── THE INPUT ──

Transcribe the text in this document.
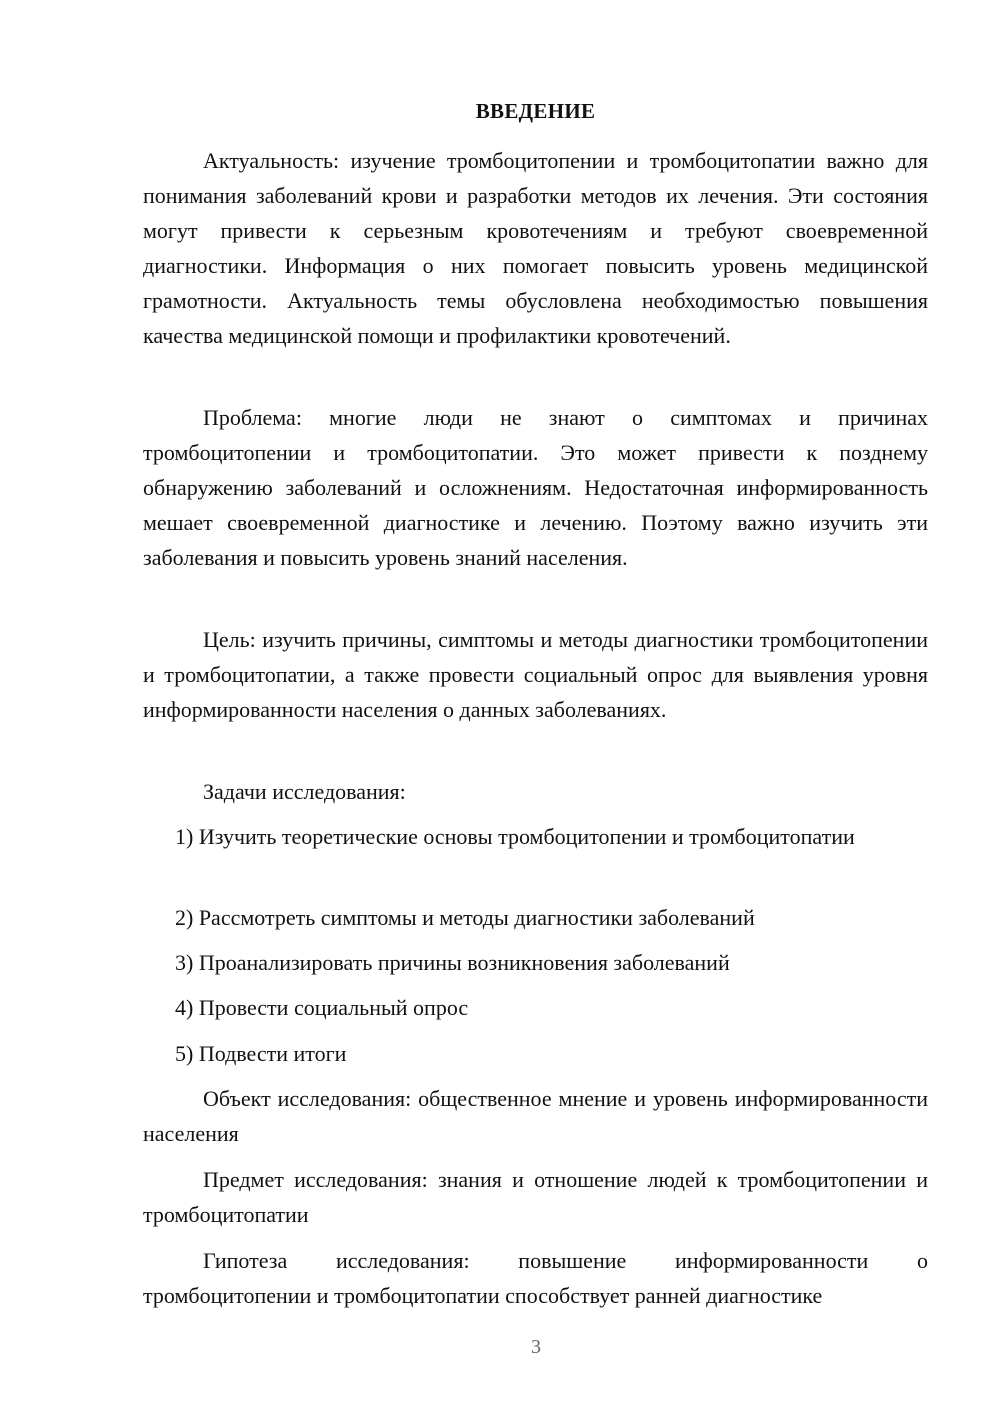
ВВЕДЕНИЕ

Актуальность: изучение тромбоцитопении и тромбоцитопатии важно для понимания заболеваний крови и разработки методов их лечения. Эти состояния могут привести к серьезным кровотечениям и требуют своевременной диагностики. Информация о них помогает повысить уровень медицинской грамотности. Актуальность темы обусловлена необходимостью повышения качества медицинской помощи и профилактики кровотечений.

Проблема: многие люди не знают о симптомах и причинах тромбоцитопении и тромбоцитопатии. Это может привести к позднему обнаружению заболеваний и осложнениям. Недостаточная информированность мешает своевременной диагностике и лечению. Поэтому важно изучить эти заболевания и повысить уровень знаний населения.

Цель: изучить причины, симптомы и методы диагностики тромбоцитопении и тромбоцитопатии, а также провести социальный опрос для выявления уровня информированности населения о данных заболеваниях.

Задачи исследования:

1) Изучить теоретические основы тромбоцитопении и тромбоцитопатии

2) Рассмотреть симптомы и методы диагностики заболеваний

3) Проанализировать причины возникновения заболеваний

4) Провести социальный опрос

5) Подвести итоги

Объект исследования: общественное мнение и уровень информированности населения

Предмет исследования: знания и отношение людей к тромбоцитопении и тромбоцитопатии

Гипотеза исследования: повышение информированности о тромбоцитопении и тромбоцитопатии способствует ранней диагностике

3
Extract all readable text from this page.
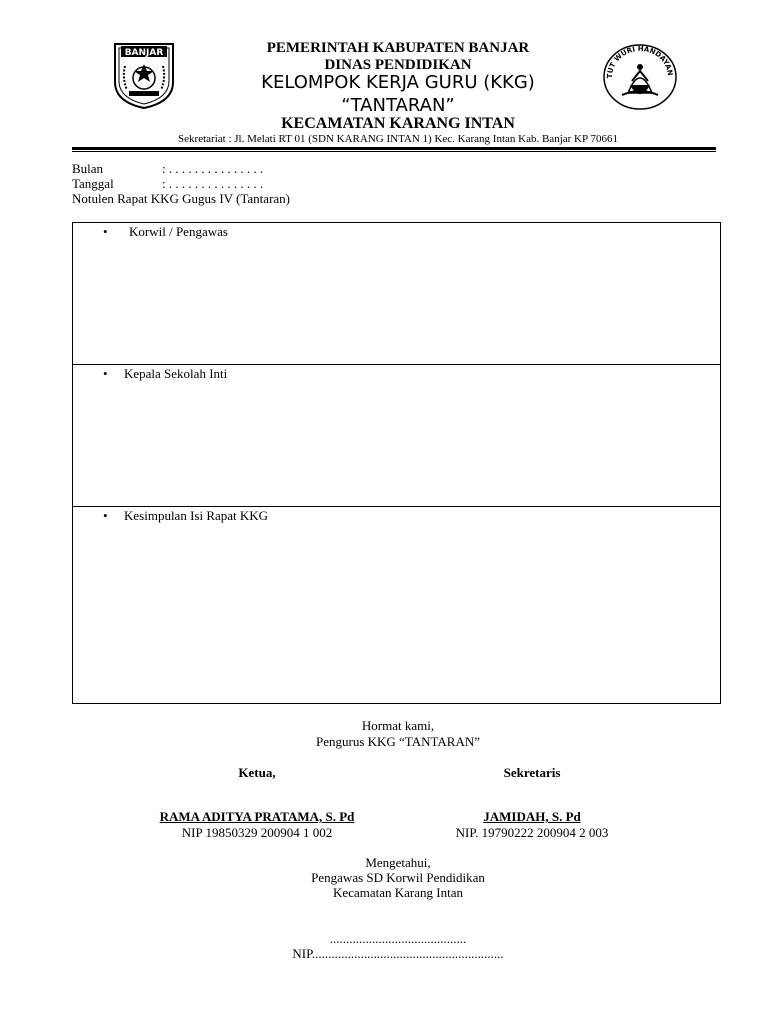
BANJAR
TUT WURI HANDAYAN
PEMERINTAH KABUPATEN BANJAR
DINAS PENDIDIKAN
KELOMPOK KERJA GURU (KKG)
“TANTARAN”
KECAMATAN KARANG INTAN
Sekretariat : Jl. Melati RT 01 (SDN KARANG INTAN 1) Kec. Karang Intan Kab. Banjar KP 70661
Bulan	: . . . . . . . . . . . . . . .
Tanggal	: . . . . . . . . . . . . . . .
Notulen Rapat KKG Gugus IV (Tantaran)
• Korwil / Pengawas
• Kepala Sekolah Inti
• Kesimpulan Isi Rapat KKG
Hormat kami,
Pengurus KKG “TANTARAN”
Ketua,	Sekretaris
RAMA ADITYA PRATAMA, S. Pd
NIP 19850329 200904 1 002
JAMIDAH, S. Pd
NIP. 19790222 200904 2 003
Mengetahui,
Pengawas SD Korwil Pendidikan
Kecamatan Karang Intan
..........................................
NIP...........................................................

───
── THE INPUT ──

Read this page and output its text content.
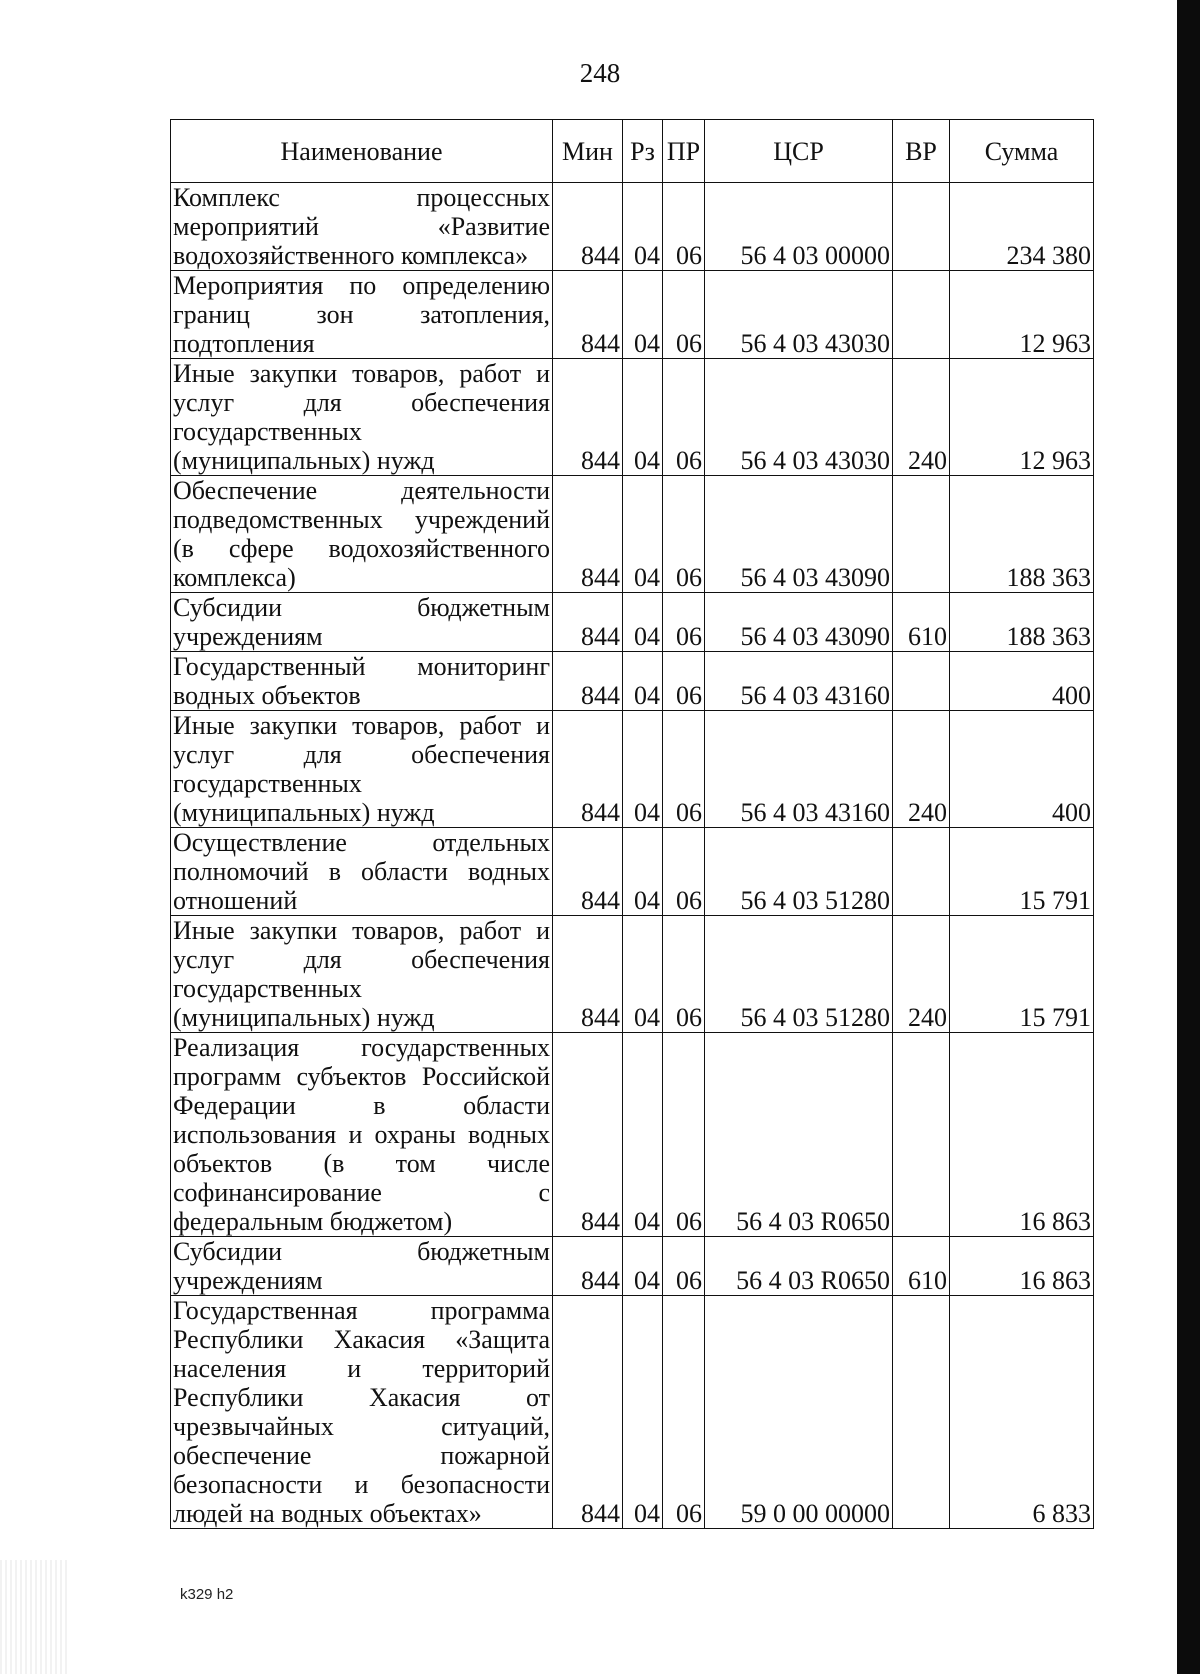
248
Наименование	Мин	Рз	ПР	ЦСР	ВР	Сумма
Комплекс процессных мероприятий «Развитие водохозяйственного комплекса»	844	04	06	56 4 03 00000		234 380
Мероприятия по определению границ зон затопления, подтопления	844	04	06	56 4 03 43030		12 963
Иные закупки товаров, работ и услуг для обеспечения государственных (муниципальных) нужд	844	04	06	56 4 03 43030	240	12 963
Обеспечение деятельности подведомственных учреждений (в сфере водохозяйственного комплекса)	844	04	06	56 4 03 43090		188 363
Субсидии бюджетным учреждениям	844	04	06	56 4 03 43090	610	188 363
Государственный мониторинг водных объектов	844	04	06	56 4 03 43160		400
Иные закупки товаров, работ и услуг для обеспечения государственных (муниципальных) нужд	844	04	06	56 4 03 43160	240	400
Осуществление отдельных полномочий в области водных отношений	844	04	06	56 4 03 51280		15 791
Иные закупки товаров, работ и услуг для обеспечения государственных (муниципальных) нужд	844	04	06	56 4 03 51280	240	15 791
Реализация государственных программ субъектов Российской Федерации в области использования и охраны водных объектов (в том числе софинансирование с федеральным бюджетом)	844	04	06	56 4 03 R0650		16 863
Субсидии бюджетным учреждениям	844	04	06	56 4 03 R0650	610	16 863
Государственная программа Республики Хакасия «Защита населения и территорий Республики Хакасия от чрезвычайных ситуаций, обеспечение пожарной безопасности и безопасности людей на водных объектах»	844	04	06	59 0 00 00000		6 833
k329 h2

───

> [WHAT THE TASK ASKS]: Keep only those lines of the records that hold "page", and return them.

> [RESPONSE FOR THIS EXERCISE]:
Extract all readable text from this page.
Read this page and output its text content.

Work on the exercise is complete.